Short problem:
Reproduce the material in full, exactly as written.

— begin Records for the exercise —

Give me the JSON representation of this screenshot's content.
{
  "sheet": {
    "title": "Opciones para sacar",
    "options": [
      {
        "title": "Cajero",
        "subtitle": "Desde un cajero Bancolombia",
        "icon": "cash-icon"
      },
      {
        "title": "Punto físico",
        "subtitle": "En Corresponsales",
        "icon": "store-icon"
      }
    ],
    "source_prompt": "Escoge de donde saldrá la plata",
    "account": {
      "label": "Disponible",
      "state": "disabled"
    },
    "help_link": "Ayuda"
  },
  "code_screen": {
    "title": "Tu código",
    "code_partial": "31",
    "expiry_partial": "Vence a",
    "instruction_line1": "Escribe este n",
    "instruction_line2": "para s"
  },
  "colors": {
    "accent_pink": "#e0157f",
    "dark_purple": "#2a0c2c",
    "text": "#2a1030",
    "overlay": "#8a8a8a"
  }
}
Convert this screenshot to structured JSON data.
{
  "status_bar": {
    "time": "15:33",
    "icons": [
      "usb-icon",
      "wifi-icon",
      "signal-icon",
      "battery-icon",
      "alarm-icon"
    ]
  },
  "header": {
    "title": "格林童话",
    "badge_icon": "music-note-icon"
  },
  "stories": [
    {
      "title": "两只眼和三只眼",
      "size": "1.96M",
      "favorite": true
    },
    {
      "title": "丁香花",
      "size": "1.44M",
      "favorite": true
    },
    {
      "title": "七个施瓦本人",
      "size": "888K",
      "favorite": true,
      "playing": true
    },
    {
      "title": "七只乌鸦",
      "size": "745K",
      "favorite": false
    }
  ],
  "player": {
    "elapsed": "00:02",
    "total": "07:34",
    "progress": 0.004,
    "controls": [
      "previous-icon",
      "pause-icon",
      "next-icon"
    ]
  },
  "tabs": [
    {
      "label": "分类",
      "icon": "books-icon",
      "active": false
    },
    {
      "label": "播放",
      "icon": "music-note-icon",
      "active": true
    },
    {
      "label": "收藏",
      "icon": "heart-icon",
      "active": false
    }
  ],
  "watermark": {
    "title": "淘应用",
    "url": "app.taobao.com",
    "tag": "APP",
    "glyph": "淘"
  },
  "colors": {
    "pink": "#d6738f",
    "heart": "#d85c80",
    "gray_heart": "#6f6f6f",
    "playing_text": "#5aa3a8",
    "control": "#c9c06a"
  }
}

— end Records for the exercise —

Exercise solution:
Give me the JSON representation of this screenshot's content.
{
  "sheet": {
    "title": "Opciones para sacar",
    "options": [
      {
        "title": "Cajero",
        "subtitle": "Desde un cajero Bancolombia",
        "icon": "cash-icon"
      },
      {
        "title": "Punto físico",
        "subtitle": "En Corresponsales",
        "icon": "store-icon"
      }
    ],
    "source_prompt": "Escoge de donde saldrá la plata",
    "account": {
      "label": "Disponible",
      "state": "disabled"
    },
    "help_link": "Ayuda"
  },
  "code_screen": {
    "title": "Tu código",
    "code_partial": "31",
    "expiry_partial": "Vence a",
    "instruction_line1": "Escribe este n",
    "instruction_line2": "para s"
  },
  "colors": {
    "accent_pink": "#e0157f",
    "dark_purple": "#2a0c2c",
    "text": "#2a1030",
    "overlay": "#8a8a8a"
  }
}
Convert this screenshot to structured JSON data.
{
  "status_bar": {
    "time": "15:33",
    "icons": [
      "usb-icon",
      "wifi-icon",
      "signal-icon",
      "battery-icon",
      "alarm-icon"
    ]
  },
  "header": {
    "title": "格林童话",
    "badge_icon": "music-note-icon"
  },
  "stories": [
    {
      "title": "两只眼和三只眼",
      "size": "1.96M",
      "favorite": true
    },
    {
      "title": "丁香花",
      "size": "1.44M",
      "favorite": true
    },
    {
      "title": "七个施瓦本人",
      "size": "888K",
      "favorite": true,
      "playing": true
    },
    {
      "title": "七只乌鸦",
      "size": "745K",
      "favorite": false
    }
  ],
  "player": {
    "elapsed": "00:02",
    "total": "07:34",
    "progress": 0.004,
    "controls": [
      "previous-icon",
      "pause-icon",
      "next-icon"
    ]
  },
  "tabs": [
    {
      "label": "分类",
      "icon": "books-icon",
      "active": false
    },
    {
      "label": "播放",
      "icon": "music-note-icon",
      "active": true
    },
    {
      "label": "收藏",
      "icon": "heart-icon",
      "active": false
    }
  ],
  "watermark": {
    "title": "淘应用",
    "url": "app.taobao.com",
    "tag": "APP",
    "glyph": "淘"
  },
  "colors": {
    "pink": "#d6738f",
    "heart": "#d85c80",
    "gray_heart": "#6f6f6f",
    "playing_text": "#5aa3a8",
    "control": "#c9c06a"
  }
}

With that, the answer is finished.